▶ _Task input_
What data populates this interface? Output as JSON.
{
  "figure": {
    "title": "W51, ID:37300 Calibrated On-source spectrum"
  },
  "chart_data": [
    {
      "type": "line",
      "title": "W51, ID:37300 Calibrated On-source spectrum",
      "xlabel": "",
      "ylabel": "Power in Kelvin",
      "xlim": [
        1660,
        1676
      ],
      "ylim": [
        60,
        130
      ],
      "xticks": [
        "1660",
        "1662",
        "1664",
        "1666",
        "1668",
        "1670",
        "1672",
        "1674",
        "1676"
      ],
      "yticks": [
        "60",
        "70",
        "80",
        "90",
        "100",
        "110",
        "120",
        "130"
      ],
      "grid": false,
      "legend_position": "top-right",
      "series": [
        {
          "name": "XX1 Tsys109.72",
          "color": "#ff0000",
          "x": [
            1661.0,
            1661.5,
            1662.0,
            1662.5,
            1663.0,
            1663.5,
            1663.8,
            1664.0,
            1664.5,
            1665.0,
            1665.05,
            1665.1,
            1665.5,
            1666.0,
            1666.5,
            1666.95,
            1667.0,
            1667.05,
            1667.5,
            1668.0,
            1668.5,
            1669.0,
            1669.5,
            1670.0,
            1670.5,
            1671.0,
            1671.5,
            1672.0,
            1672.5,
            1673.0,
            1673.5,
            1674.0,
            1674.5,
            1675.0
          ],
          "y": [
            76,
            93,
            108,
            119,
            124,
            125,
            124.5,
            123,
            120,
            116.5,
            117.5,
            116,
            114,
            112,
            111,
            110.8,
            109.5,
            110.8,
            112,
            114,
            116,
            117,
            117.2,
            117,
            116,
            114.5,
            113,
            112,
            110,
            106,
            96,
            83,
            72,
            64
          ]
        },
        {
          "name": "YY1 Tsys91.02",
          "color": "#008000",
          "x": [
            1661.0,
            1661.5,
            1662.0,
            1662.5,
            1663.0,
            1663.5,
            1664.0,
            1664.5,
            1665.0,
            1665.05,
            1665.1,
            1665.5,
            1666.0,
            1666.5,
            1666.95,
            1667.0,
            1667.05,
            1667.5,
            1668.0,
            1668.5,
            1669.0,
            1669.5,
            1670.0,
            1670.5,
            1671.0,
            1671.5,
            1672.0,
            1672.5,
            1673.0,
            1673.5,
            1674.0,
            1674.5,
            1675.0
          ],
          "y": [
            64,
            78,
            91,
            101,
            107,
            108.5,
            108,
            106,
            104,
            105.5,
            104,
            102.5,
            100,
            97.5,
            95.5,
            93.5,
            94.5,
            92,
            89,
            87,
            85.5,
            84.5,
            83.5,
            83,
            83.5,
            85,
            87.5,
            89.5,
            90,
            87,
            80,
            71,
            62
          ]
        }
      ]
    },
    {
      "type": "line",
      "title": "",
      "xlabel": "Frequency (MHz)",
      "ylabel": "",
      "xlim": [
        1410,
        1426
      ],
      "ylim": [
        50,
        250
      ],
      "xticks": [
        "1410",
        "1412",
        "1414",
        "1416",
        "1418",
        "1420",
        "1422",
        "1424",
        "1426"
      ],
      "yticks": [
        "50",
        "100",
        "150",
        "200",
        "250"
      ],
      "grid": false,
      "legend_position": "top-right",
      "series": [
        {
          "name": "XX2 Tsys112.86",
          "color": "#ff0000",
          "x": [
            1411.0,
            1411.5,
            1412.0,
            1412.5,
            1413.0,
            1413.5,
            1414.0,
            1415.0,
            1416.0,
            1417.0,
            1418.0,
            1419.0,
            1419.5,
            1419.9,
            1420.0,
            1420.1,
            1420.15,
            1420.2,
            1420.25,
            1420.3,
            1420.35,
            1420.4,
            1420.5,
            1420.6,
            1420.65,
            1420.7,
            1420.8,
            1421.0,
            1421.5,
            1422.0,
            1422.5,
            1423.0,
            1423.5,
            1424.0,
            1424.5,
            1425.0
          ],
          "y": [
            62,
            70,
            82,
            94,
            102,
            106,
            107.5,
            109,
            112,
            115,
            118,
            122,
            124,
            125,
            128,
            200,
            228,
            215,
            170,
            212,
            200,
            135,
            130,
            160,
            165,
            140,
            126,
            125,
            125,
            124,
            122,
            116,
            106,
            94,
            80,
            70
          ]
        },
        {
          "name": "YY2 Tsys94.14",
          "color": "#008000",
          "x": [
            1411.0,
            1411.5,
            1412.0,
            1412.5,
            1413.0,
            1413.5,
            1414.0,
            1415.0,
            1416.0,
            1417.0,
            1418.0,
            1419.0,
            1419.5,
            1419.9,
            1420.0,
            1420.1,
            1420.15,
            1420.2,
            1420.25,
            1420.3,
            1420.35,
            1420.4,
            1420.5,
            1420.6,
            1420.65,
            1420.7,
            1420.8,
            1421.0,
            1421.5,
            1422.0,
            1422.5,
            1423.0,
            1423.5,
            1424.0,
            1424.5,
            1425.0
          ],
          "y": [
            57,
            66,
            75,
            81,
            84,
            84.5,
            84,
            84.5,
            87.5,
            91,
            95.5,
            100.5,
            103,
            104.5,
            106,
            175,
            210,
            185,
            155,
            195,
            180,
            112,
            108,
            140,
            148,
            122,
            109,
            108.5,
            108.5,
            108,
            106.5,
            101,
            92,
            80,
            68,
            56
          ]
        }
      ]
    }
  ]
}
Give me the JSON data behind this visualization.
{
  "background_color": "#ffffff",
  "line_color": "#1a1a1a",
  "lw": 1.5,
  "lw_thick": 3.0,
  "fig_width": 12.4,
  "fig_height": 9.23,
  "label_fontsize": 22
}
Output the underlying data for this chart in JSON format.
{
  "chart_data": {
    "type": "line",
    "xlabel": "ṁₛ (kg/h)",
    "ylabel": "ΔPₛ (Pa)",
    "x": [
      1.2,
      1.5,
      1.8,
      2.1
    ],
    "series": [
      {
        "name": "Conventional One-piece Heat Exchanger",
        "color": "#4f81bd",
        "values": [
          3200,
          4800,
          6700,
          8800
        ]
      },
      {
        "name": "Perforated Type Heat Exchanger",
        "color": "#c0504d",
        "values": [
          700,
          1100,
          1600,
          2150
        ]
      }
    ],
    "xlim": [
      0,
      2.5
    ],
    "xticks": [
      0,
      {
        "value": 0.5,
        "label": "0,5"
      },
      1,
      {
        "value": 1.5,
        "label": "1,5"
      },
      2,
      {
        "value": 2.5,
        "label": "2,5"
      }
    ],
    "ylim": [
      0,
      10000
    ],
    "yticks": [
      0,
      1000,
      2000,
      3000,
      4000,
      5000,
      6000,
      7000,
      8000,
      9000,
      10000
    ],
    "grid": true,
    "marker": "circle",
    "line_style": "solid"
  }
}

▶ _What is asked_
Check each line of the entries for the string "JSON". Copy the lines that have it.

▶ _Written solution_
What data populates this interface? Output as JSON.
Give me the JSON data behind this visualization.
Output the underlying data for this chart in JSON format.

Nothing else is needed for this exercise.